**Extract to read**:
BEGIN

Few studies have been published in the last decade about the role of prostaglandins in OIIRR. Two studies confirmed the known role of this major cytokine.45,46
Bisphosphonates, potent inhibitors of bone resorption, causes a significant dose-dependent inhibition of root resorption in rats after force application.47–49 On the other hand, others have reported increased resorption with bisphosphonate treatment.50,51 According to Alatli et al,50,51 injections of 1-hydroxyethylidene-1-bisphosphonate (HEBP) in rats induces a cementum surface alteration, inhibits formation of acellular extrinsic fiber cementum (AEFC), and delays formation of cellular mixed-fiber cementum. Hence, HEBP increases the vulnerability of the root surface to resorption during orthodontic tooth movement.50,51
Reports in the literature do not agree on the origin of AEFC. Is it a part of the cementum itself, laid down by cementoblasts,50–52 or a part of the Sharpey fibers53 that is subsequently incorporated into the acellular cementum layer?
Administration of corticosteroids in doses of 15 mg/kg to rats during orthodontic treatment increases root resorption,53 whereas low doses of one mg/kg decrease root resorption.54
Alcohol consumption in adults during orthodontic treatment tends to increase root resorption through vitamin D hydroxylation in the liver.39
General considerations
The causal relationship between force application and root resorption has never been fully answered. Is it a local mechanism that actually expands the root surface area, thereby decreasing the level of actual pressure? Is it an essential mechanism that maintains the width or subsistence area of the periodontal membrane and its different components? Or is it a side effect of the inflammatory process? Is it a reaction to loss of integrity of the cementum layer (including cracks)? Or is it a part of the normal sequence of root adaptation over years?

END

**What is expected**:
Continue the passage on root resorption during orthodontic treatment, picking up after its final sentence. The data that follow come from an unrelated source.

**Data to examine**:

BEGIN

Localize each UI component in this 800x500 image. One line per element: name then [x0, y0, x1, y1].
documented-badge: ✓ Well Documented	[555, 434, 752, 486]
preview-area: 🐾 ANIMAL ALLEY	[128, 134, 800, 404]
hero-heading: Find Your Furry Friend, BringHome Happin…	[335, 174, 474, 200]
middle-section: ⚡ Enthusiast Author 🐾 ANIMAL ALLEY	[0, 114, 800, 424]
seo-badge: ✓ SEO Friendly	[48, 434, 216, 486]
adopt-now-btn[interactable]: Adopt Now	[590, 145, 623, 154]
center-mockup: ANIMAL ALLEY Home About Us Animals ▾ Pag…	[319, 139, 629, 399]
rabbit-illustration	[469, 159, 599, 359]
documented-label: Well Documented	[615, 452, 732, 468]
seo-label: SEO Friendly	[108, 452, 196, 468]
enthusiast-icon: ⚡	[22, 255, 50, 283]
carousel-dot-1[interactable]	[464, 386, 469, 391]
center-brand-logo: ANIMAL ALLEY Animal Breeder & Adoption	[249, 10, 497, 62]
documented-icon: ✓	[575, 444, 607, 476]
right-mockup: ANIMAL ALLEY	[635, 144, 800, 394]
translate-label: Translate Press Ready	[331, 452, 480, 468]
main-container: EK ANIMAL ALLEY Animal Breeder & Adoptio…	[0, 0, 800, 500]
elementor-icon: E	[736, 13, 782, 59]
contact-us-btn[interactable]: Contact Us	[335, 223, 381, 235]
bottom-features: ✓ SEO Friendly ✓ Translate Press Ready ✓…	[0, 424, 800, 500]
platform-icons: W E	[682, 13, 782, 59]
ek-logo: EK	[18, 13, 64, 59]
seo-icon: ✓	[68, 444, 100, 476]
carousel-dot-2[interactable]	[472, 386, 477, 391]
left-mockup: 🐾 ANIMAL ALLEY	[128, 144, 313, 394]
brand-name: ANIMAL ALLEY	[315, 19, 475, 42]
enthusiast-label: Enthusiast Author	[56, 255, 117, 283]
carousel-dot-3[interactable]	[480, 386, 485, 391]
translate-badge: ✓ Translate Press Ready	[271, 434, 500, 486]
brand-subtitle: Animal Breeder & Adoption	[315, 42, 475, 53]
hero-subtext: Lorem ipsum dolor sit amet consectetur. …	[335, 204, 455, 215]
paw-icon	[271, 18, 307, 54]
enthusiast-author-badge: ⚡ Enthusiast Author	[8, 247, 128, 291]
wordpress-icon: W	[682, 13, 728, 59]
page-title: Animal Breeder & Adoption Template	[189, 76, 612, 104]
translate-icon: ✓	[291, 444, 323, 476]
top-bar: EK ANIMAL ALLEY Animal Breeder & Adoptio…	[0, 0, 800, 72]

END

**Expected answer**:
The last question has been addressed in several publications. Bishara et al,55 performed an extensive radiographic survey and found no systematic root shortening between early and mid adulthood. Harris et al,56 however, reported that resorption was present in about 10% of teeth that had not been orthodontically treated, and 1%–2% demonstrated severe resorption, mostly in the upper incisors. Recent publications include an anecdotal description of idiopathic root resorption57 and two cases of long-term stability with severely resorbed roots after orthodontic treatment.58,59
Looking ahead
The previous view that the immune system is linked to OIIRR has been abandoned in the last 10 years. What about genetic causation? Thus far, we have found that only one group has used polymerase chain reaction analysis to analyze two mRNA-encoded collagenolytic enzymes, matrix metalloproteinase-1 (MMP-1) and cathepsin K, in root resorbing tissue.60 This research offers a new direction for root resorption research, which might be cultivated extensively in the years ahead.
SUMMARY
In this part of the review, we have continued our previously published work.1 We have reviewed publications covering the progress in our understanding of the cellular process of root resorption and the effects of pharmacologic agents on this process. Unfortunately, the ultimate predictive factors that might prevent OIIRR remain unknown. Still, several clinical measures may be considered, and these measures are presented and discussed in Part II of this publication.